(DATA SECTION)
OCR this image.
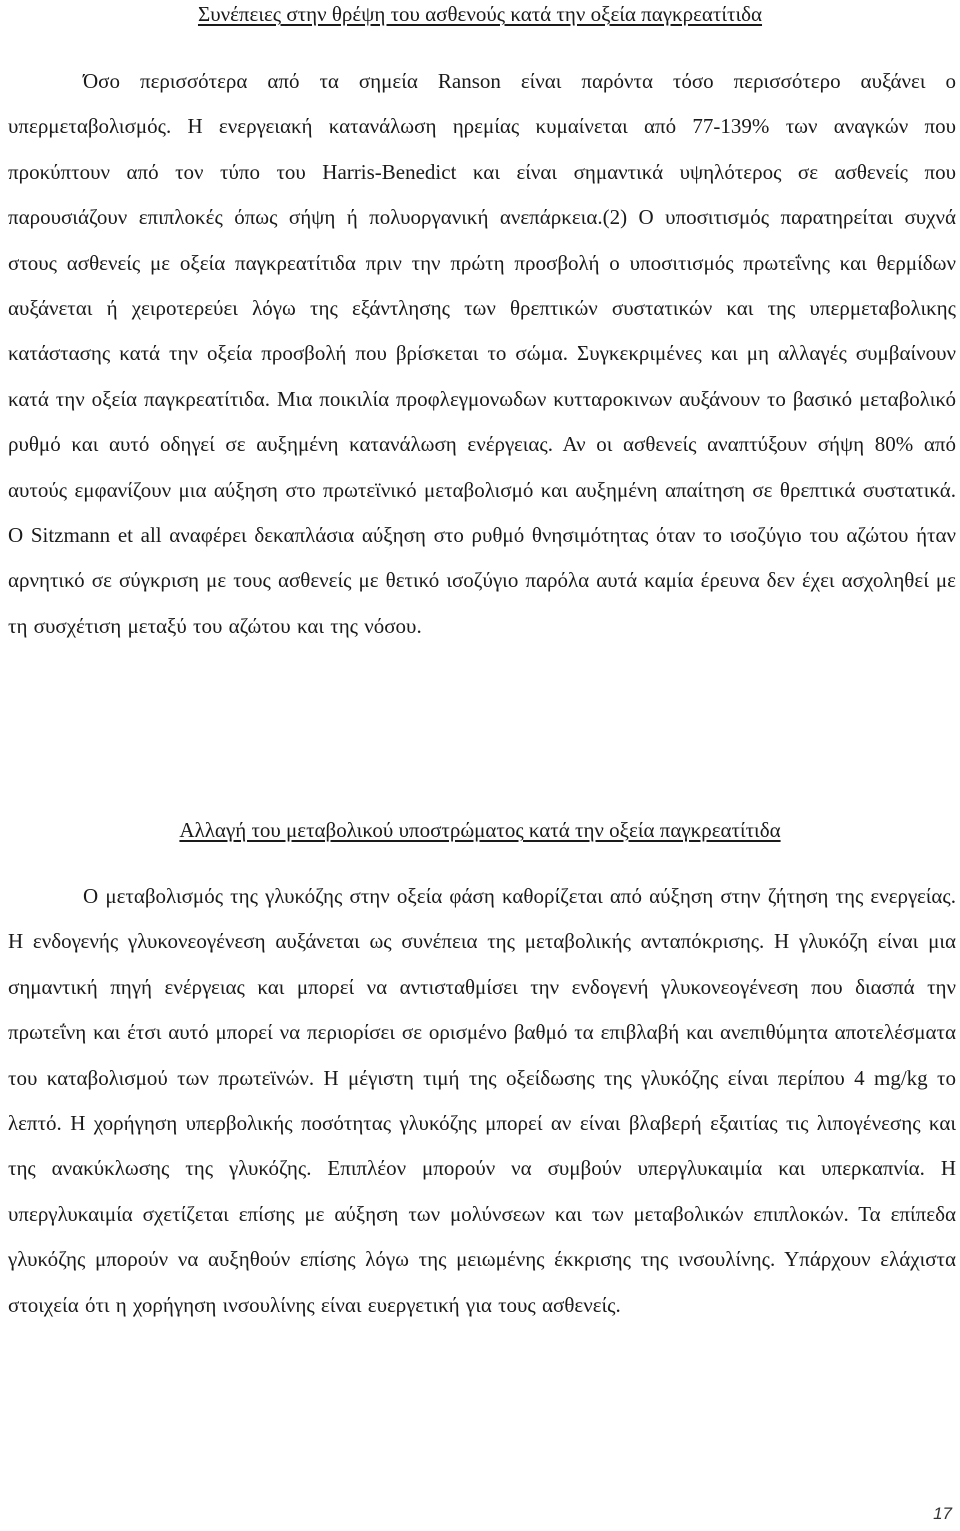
Συνέπειες στην θρέψη του ασθενούς κατά την οξεία παγκρεατίτιδα
Όσο περισσότερα από τα σημεία Ranson είναι παρόντα τόσο περισσότερο αυξάνει ο υπερμεταβολισμός. Η ενεργειακή κατανάλωση ηρεμίας κυμαίνεται από 77-139% των αναγκών που προκύπτουν από τον τύπο του Harris-Benedict και είναι σημαντικά υψηλότερος σε ασθενείς που παρουσιάζουν επιπλοκές όπως σήψη ή πολυοργανική ανεπάρκεια.(2) Ο υποσιτισμός παρατηρείται συχνά στους ασθενείς με οξεία παγκρεατίτιδα πριν την πρώτη προσβολή ο υποσιτισμός πρωτεΐνης και θερμίδων αυξάνεται ή χειροτερεύει λόγω της εξάντλησης των θρεπτικών συστατικών και της υπερμεταβολικης κατάστασης κατά την οξεία προσβολή που βρίσκεται το σώμα. Συγκεκριμένες και μη αλλαγές συμβαίνουν κατά την οξεία παγκρεατίτιδα. Μια ποικιλία προφλεγμονωδων κυτταροκινων αυξάνουν το βασικό μεταβολικό ρυθμό και αυτό οδηγεί σε αυξημένη κατανάλωση ενέργειας. Αν οι ασθενείς αναπτύξουν σήψη 80% από αυτούς εμφανίζουν μια αύξηση στο πρωτεϊνικό μεταβολισμό και αυξημένη απαίτηση σε θρεπτικά συστατικά. Ο Sitzmann et all αναφέρει δεκαπλάσια αύξηση στο ρυθμό θνησιμότητας όταν το ισοζύγιο του αζώτου ήταν αρνητικό σε σύγκριση με τους ασθενείς με θετικό ισοζύγιο παρόλα αυτά καμία έρευνα δεν έχει ασχοληθεί με τη συσχέτιση μεταξύ του αζώτου και της νόσου.
Αλλαγή του μεταβολικού υποστρώματος κατά την οξεία παγκρεατίτιδα
Ο μεταβολισμός της γλυκόζης στην οξεία φάση καθορίζεται από αύξηση στην ζήτηση της ενεργείας. Η ενδογενής γλυκονεογένεση αυξάνεται ως συνέπεια της μεταβολικής ανταπόκρισης. Η γλυκόζη είναι μια σημαντική πηγή ενέργειας και μπορεί να αντισταθμίσει την ενδογενή γλυκονεογένεση που διασπά την πρωτεΐνη και έτσι αυτό μπορεί να περιορίσει σε ορισμένο βαθμό τα επιβλαβή και ανεπιθύμητα αποτελέσματα του καταβολισμού των πρωτεϊνών. Η μέγιστη τιμή της οξείδωσης της γλυκόζης είναι περίπου 4 mg/kg το λεπτό. Η χορήγηση υπερβολικής ποσότητας γλυκόζης μπορεί αν είναι βλαβερή εξαιτίας τις λιπογένεσης και της ανακύκλωσης της γλυκόζης. Επιπλέον μπορούν να συμβούν υπεργλυκαιμία και υπερκαπνία. Η υπεργλυκαιμία σχετίζεται επίσης με αύξηση των μολύνσεων και των μεταβολικών επιπλοκών. Τα επίπεδα γλυκόζης μπορούν να αυξηθούν επίσης λόγω της μειωμένης έκκρισης της ινσουλίνης. Υπάρχουν ελάχιστα στοιχεία ότι η χορήγηση ινσουλίνης είναι ευεργετική για τους ασθενείς.
17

(TO DO) Using the listing, say how many lines include the word "στην", and add nothing else.

(WRITTEN SOLUTION) 2